**What is being asked**
Transcribe all of the records word for word, but omit the pictures.

* BEGIN Record set *

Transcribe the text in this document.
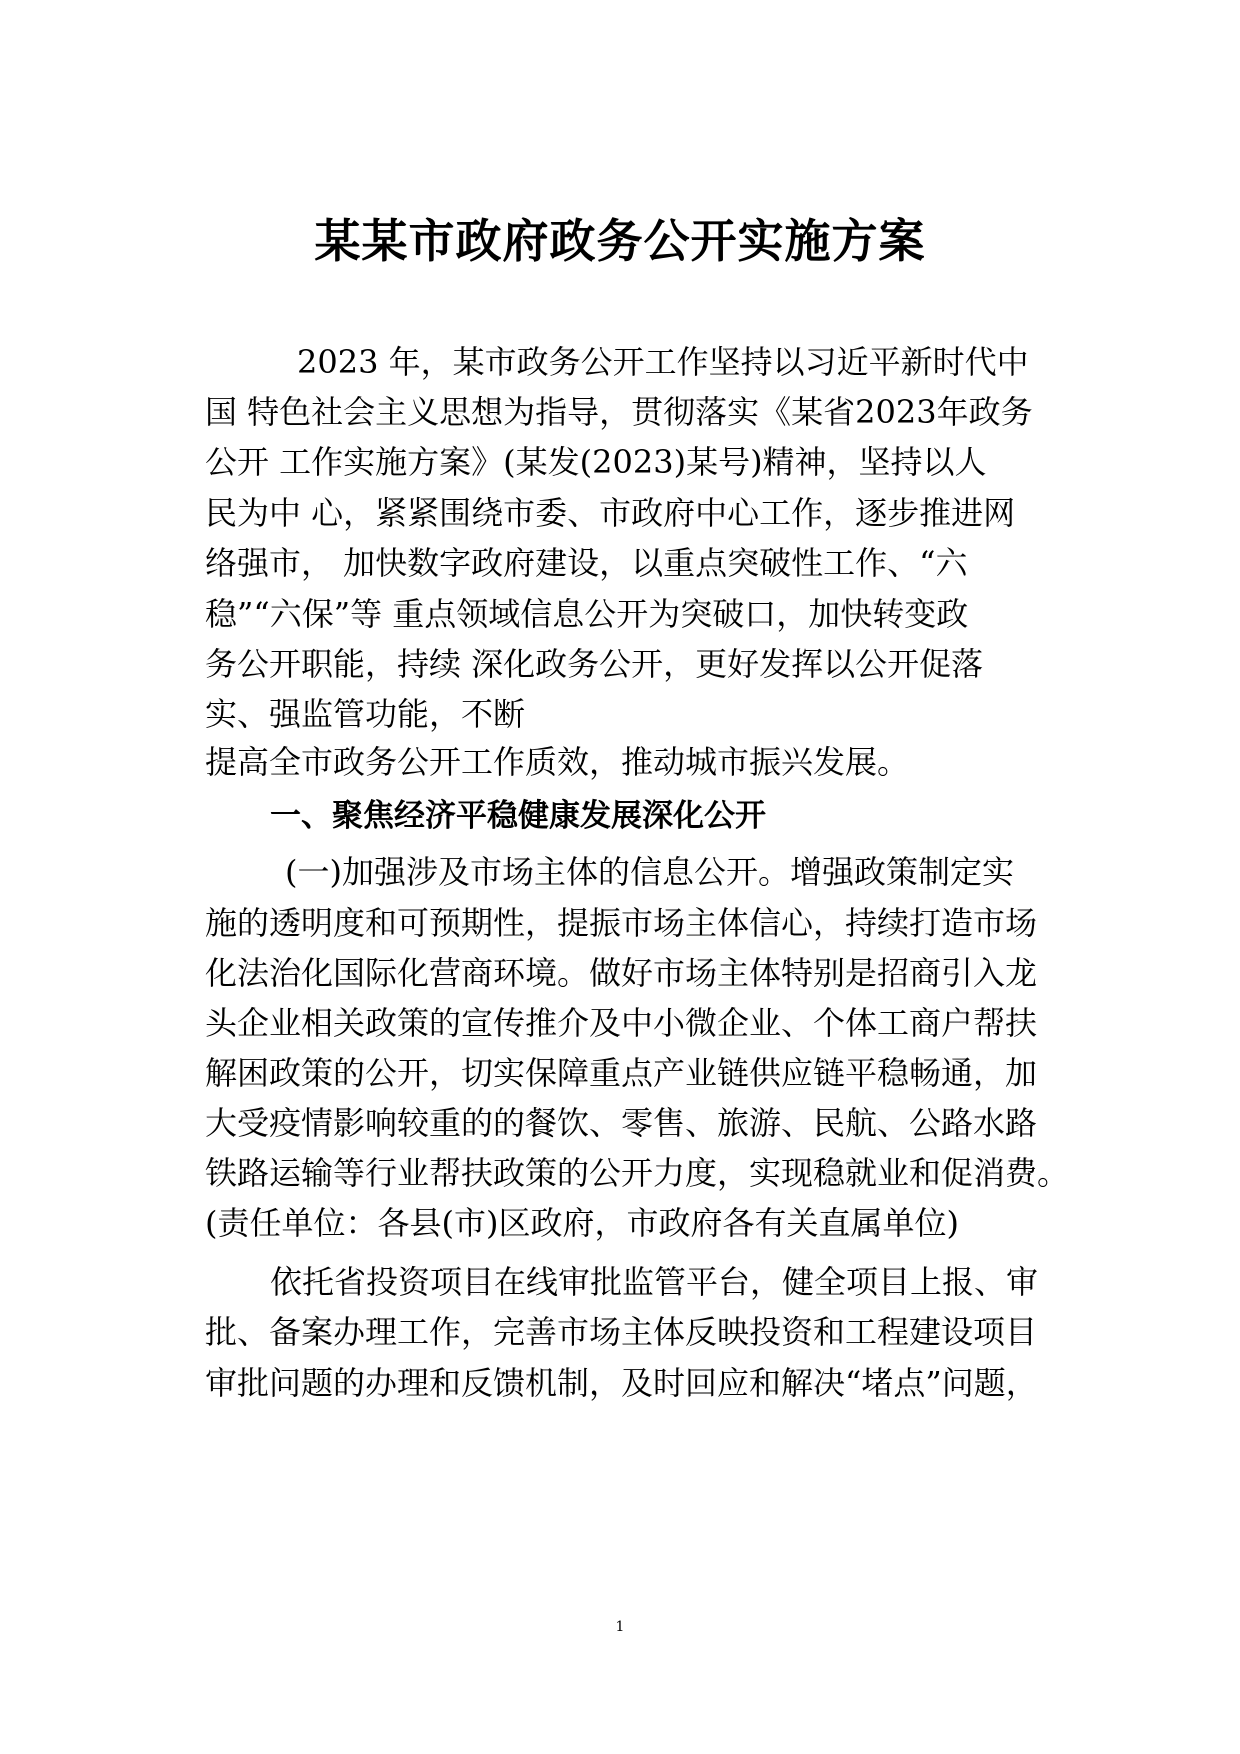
某某市政府政务公开实施方案
2023 年，某市政务公开工作坚持以习近平新时代中
国 特色社会主义思想为指导，贯彻落实《某省2023年政务
公开 工作实施方案》(某发(2023)某号)精神，坚持以人
民为中 心，紧紧围绕市委、市政府中心工作，逐步推进网
络强市， 加快数字政府建设，以重点突破性工作、“六
稳”“六保”等 重点领域信息公开为突破口，加快转变政
务公开职能，持续 深化政务公开，更好发挥以公开促落
实、强监管功能，不断
提高全市政务公开工作质效，推动城市振兴发展。
一、聚焦经济平稳健康发展深化公开
(一)加强涉及市场主体的信息公开。增强政策制定实
施的透明度和可预期性，提振市场主体信心，持续打造市场
化法治化国际化营商环境。做好市场主体特别是招商引入龙
头企业相关政策的宣传推介及中小微企业、个体工商户帮扶
解困政策的公开，切实保障重点产业链供应链平稳畅通，加
大受疫情影响较重的的餐饮、零售、旅游、民航、公路水路
铁路运输等行业帮扶政策的公开力度，实现稳就业和促消费。
(责任单位：各县(市)区政府，市政府各有关直属单位)
依托省投资项目在线审批监管平台，健全项目上报、审
批、备案办理工作，完善市场主体反映投资和工程建设项目
审批问题的办理和反馈机制，及时回应和解决“堵点”问题，
1
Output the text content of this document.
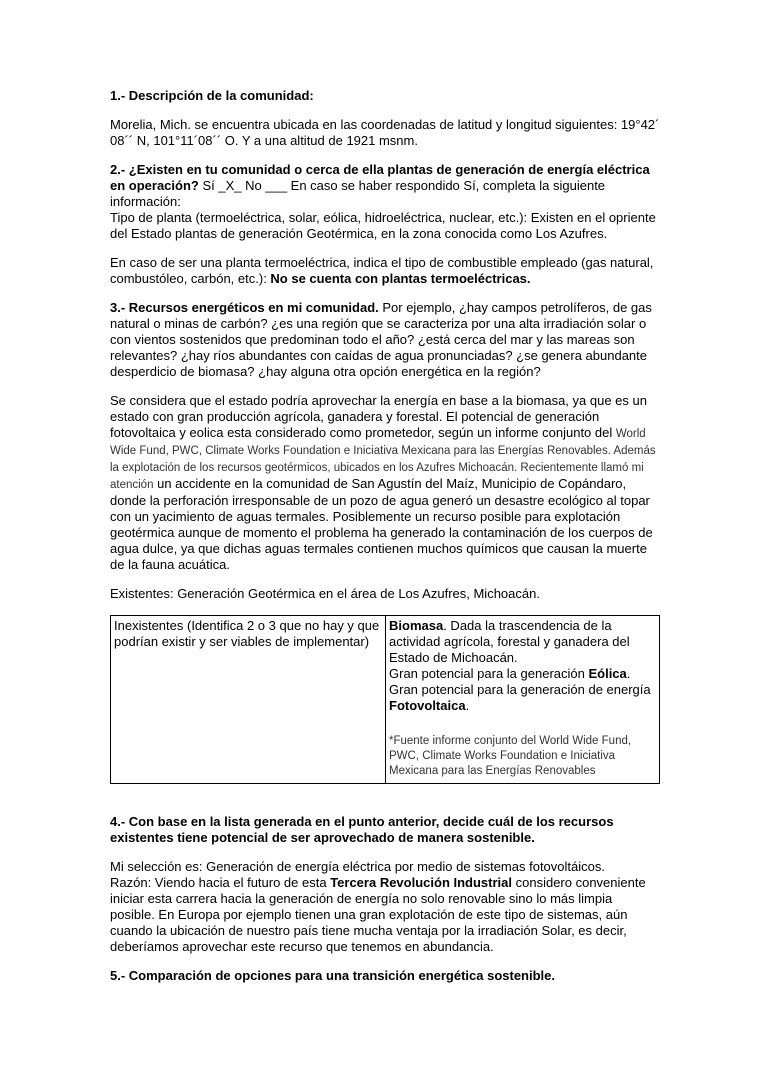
1.- Descripción de la comunidad:

Morelia, Mich. se encuentra ubicada en las coordenadas de latitud y longitud siguientes: 19°42´ 08´´ N, 101°11´08´´ O. Y a una altitud de 1921 msnm.

2.- ¿Existen en tu comunidad o cerca de ella plantas de generación de energía eléctrica en operación? Sí _X_ No ___ En caso se haber respondido Sí, completa la siguiente información:
Tipo de planta (termoeléctrica, solar, eólica, hidroeléctrica, nuclear, etc.): Existen en el opriente del Estado plantas de generación Geotérmica, en la zona conocida como Los Azufres.

En caso de ser una planta termoeléctrica, indica el tipo de combustible empleado (gas natural, combustóleo, carbón, etc.): No se cuenta con plantas termoeléctricas.

3.- Recursos energéticos en mi comunidad. Por ejemplo, ¿hay campos petrolíferos, de gas natural o minas de carbón? ¿es una región que se caracteriza por una alta irradiación solar o con vientos sostenidos que predominan todo el año? ¿está cerca del mar y las mareas son relevantes? ¿hay ríos abundantes con caídas de agua pronunciadas? ¿se genera abundante desperdicio de biomasa? ¿hay alguna otra opción energética en la región?

Se considera que el estado podría aprovechar la energía en base a la biomasa, ya que es un estado con gran producción agrícola, ganadera y forestal. El potencial de generación fotovoltaica y eolica esta considerado como prometedor, según un informe conjunto del World Wide Fund, PWC, Climate Works Foundation e Iniciativa Mexicana para las Energías Renovables. Además la explotación de los recursos geotérmicos, ubicados en los Azufres Michoacán. Recientemente llamó mi atención un accidente en la comunidad de San Agustín del Maíz, Municipio de Copándaro, donde la perforación irresponsable de un pozo de agua generó un desastre ecológico al topar con un yacimiento de aguas termales. Posiblemente un recurso posible para explotación geotérmica aunque de momento el problema ha generado la contaminación de los cuerpos de agua dulce, ya que dichas aguas termales contienen muchos químicos que causan la muerte de la fauna acuática.

Existentes: Generación Geotérmica en el área de Los Azufres, Michoacán.

Inexistentes (Identifica 2 o 3 que no hay y que podrían existir y ser viables de implementar)	Biomasa. Dada la trascendencia de la actividad agrícola, forestal y ganadera del Estado de Michoacán.
Gran potencial para la generación Eólica.
Gran potencial para la generación de energía Fotovoltaica.
*Fuente informe conjunto del World Wide Fund, PWC, Climate Works Foundation e Iniciativa Mexicana para las Energías Renovables

4.- Con base en la lista generada en el punto anterior, decide cuál de los recursos existentes tiene potencial de ser aprovechado de manera sostenible.

Mi selección es: Generación de energía eléctrica por medio de sistemas fotovoltáicos.
Razón: Viendo hacia el futuro de esta Tercera Revolución Industrial considero conveniente iniciar esta carrera hacia la generación de energía no solo renovable sino lo más limpia posible. En Europa por ejemplo tienen una gran explotación de este tipo de sistemas, aún cuando la ubicación de nuestro país tiene mucha ventaja por la irradiación Solar, es decir, deberíamos aprovechar este recurso que tenemos en abundancia.

5.- Comparación de opciones para una transición energética sostenible.
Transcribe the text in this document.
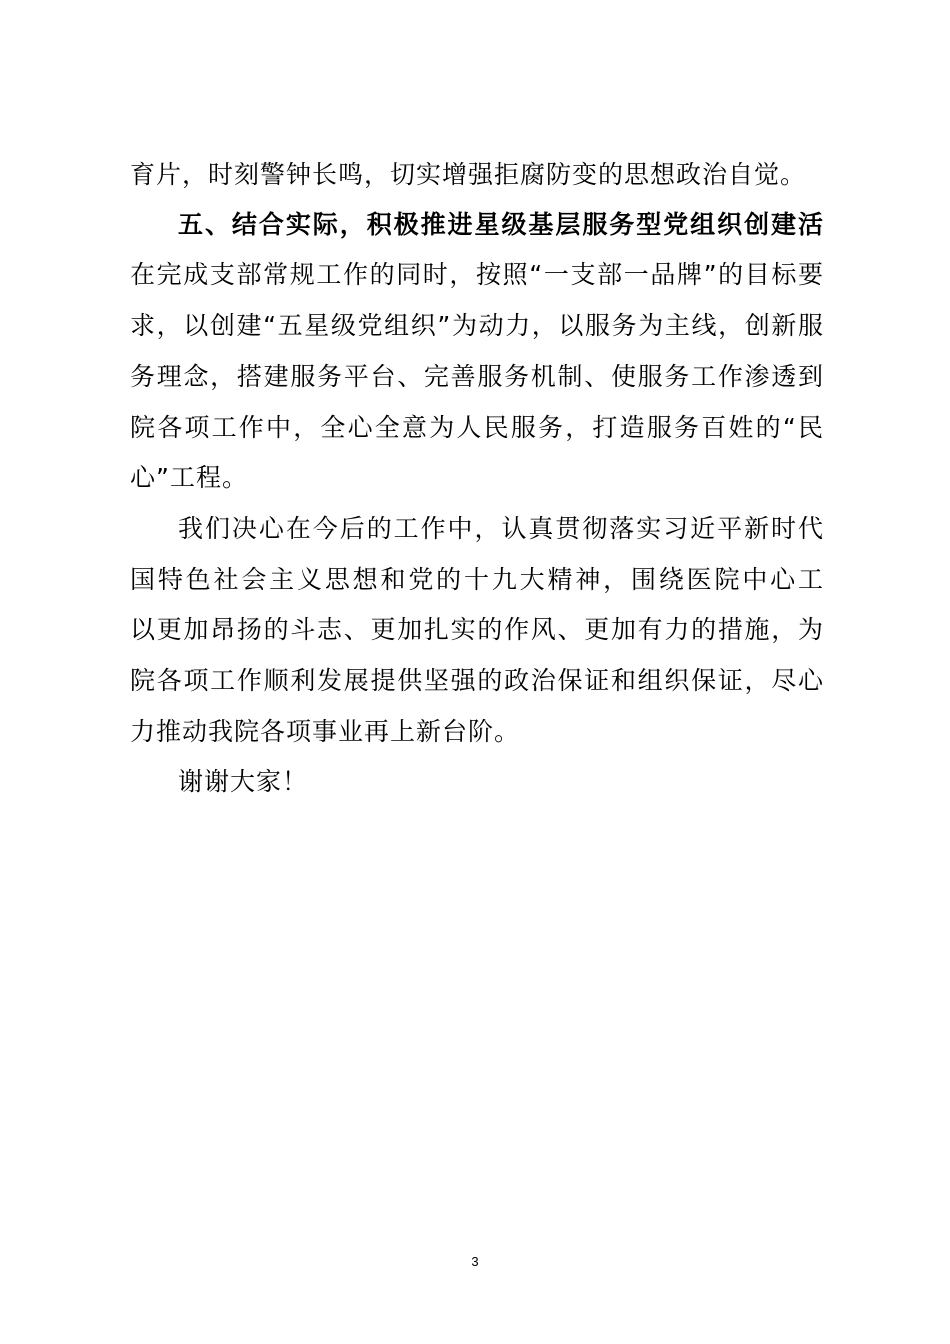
育片，时刻警钟长鸣，切实增强拒腐防变的思想政治自觉。
五、结合实际，积极推进星级基层服务型党组织创建活
在完成支部常规工作的同时，按照“一支部一品牌”的目标要
求，以创建“五星级党组织”为动力，以服务为主线，创新服
务理念，搭建服务平台、完善服务机制、使服务工作渗透到
院各项工作中，全心全意为人民服务，打造服务百姓的“民
心”工程。
我们决心在今后的工作中，认真贯彻落实习近平新时代
国特色社会主义思想和党的十九大精神，围绕医院中心工
以更加昂扬的斗志、更加扎实的作风、更加有力的措施，为
院各项工作顺利发展提供坚强的政治保证和组织保证，尽心
力推动我院各项事业再上新台阶。
谢谢大家！
3
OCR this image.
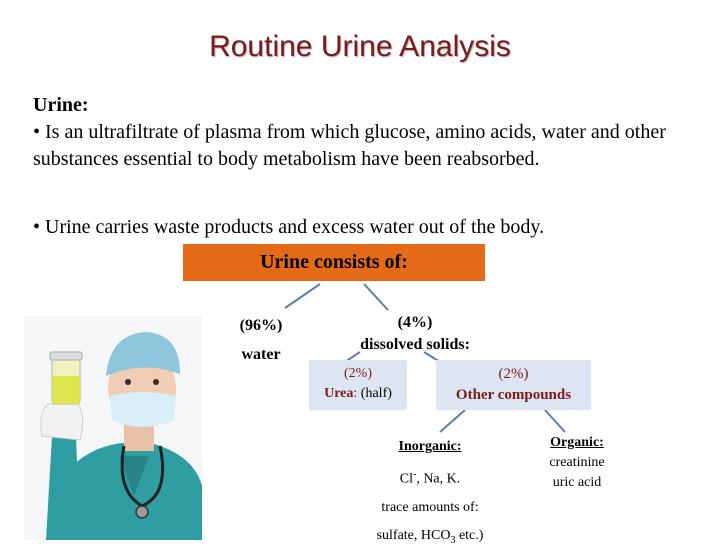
Routine Urine Analysis
Urine:
• Is an ultrafiltrate of plasma from which glucose, amino acids, water and other substances essential to body metabolism have been reabsorbed.
• Urine carries waste products and excess water out of the body.
Urine consists of:
(96%)
water
(4%)
dissolved solids:
(2%)
Urea: (half)
(2%)
Other compounds
Inorganic:
Cl-, Na, K.
trace amounts of:
sulfate, $HCO_3$ etc.)
Organic:
creatinine
uric acid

* END Record set *

**Task response**
Transcribe the text in this document.
某某市政府政务公开实施方案
2023 年，某市政务公开工作坚持以习近平新时代中
国 特色社会主义思想为指导，贯彻落实《某省2023年政务
公开 工作实施方案》(某发(2023)某号)精神，坚持以人
民为中 心，紧紧围绕市委、市政府中心工作，逐步推进网
络强市， 加快数字政府建设，以重点突破性工作、“六
稳”“六保”等 重点领域信息公开为突破口，加快转变政
务公开职能，持续 深化政务公开，更好发挥以公开促落
实、强监管功能，不断
提高全市政务公开工作质效，推动城市振兴发展。
一、聚焦经济平稳健康发展深化公开
(一)加强涉及市场主体的信息公开。增强政策制定实
施的透明度和可预期性，提振市场主体信心，持续打造市场
化法治化国际化营商环境。做好市场主体特别是招商引入龙
头企业相关政策的宣传推介及中小微企业、个体工商户帮扶
解困政策的公开，切实保障重点产业链供应链平稳畅通，加
大受疫情影响较重的的餐饮、零售、旅游、民航、公路水路
铁路运输等行业帮扶政策的公开力度，实现稳就业和促消费。
(责任单位：各县(市)区政府，市政府各有关直属单位)
依托省投资项目在线审批监管平台，健全项目上报、审
批、备案办理工作，完善市场主体反映投资和工程建设项目
审批问题的办理和反馈机制，及时回应和解决“堵点”问题，
1
Output the text content of this document.
1.- Descripción de la comunidad:

Morelia, Mich. se encuentra ubicada en las coordenadas de latitud y longitud siguientes: 19°42´ 08´´ N, 101°11´08´´ O. Y a una altitud de 1921 msnm.

2.- ¿Existen en tu comunidad o cerca de ella plantas de generación de energía eléctrica en operación? Sí _X_ No ___ En caso se haber respondido Sí, completa la siguiente información:
Tipo de planta (termoeléctrica, solar, eólica, hidroeléctrica, nuclear, etc.): Existen en el opriente del Estado plantas de generación Geotérmica, en la zona conocida como Los Azufres.

En caso de ser una planta termoeléctrica, indica el tipo de combustible empleado (gas natural, combustóleo, carbón, etc.): No se cuenta con plantas termoeléctricas.

3.- Recursos energéticos en mi comunidad. Por ejemplo, ¿hay campos petrolíferos, de gas natural o minas de carbón? ¿es una región que se caracteriza por una alta irradiación solar o con vientos sostenidos que predominan todo el año? ¿está cerca del mar y las mareas son relevantes? ¿hay ríos abundantes con caídas de agua pronunciadas? ¿se genera abundante desperdicio de biomasa? ¿hay alguna otra opción energética en la región?

Se considera que el estado podría aprovechar la energía en base a la biomasa, ya que es un estado con gran producción agrícola, ganadera y forestal. El potencial de generación fotovoltaica y eolica esta considerado como prometedor, según un informe conjunto del World Wide Fund, PWC, Climate Works Foundation e Iniciativa Mexicana para las Energías Renovables. Además la explotación de los recursos geotérmicos, ubicados en los Azufres Michoacán. Recientemente llamó mi atención un accidente en la comunidad de San Agustín del Maíz, Municipio de Copándaro, donde la perforación irresponsable de un pozo de agua generó un desastre ecológico al topar con un yacimiento de aguas termales. Posiblemente un recurso posible para explotación geotérmica aunque de momento el problema ha generado la contaminación de los cuerpos de agua dulce, ya que dichas aguas termales contienen muchos químicos que causan la muerte de la fauna acuática.

Existentes: Generación Geotérmica en el área de Los Azufres, Michoacán.

Inexistentes (Identifica 2 o 3 que no hay y que podrían existir y ser viables de implementar)	Biomasa. Dada la trascendencia de la actividad agrícola, forestal y ganadera del Estado de Michoacán.
Gran potencial para la generación Eólica.
Gran potencial para la generación de energía Fotovoltaica.
*Fuente informe conjunto del World Wide Fund, PWC, Climate Works Foundation e Iniciativa Mexicana para las Energías Renovables

4.- Con base en la lista generada en el punto anterior, decide cuál de los recursos existentes tiene potencial de ser aprovechado de manera sostenible.

Mi selección es: Generación de energía eléctrica por medio de sistemas fotovoltáicos.
Razón: Viendo hacia el futuro de esta Tercera Revolución Industrial considero conveniente iniciar esta carrera hacia la generación de energía no solo renovable sino lo más limpia posible. En Europa por ejemplo tienen una gran explotación de este tipo de sistemas, aún cuando la ubicación de nuestro país tiene mucha ventaja por la irradiación Solar, es decir, deberíamos aprovechar este recurso que tenemos en abundancia.

5.- Comparación de opciones para una transición energética sostenible.
Transcribe the text in this document.
育片，时刻警钟长鸣，切实增强拒腐防变的思想政治自觉。
五、结合实际，积极推进星级基层服务型党组织创建活
在完成支部常规工作的同时，按照“一支部一品牌”的目标要
求，以创建“五星级党组织”为动力，以服务为主线，创新服
务理念，搭建服务平台、完善服务机制、使服务工作渗透到
院各项工作中，全心全意为人民服务，打造服务百姓的“民
心”工程。
我们决心在今后的工作中，认真贯彻落实习近平新时代
国特色社会主义思想和党的十九大精神，围绕医院中心工
以更加昂扬的斗志、更加扎实的作风、更加有力的措施，为
院各项工作顺利发展提供坚强的政治保证和组织保证，尽心
力推动我院各项事业再上新台阶。
谢谢大家！
3
OCR this image.
Routine Urine Analysis
Urine:
• Is an ultrafiltrate of plasma from which glucose, amino acids, water and other substances essential to body metabolism have been reabsorbed.
• Urine carries waste products and excess water out of the body.
Urine consists of:
(96%)
water
(4%)
dissolved solids:
(2%)
Urea: (half)
(2%)
Other compounds
Inorganic:
Cl-, Na, K.
trace amounts of:
sulfate, $HCO_3$ etc.)
Organic:
creatinine
uric acid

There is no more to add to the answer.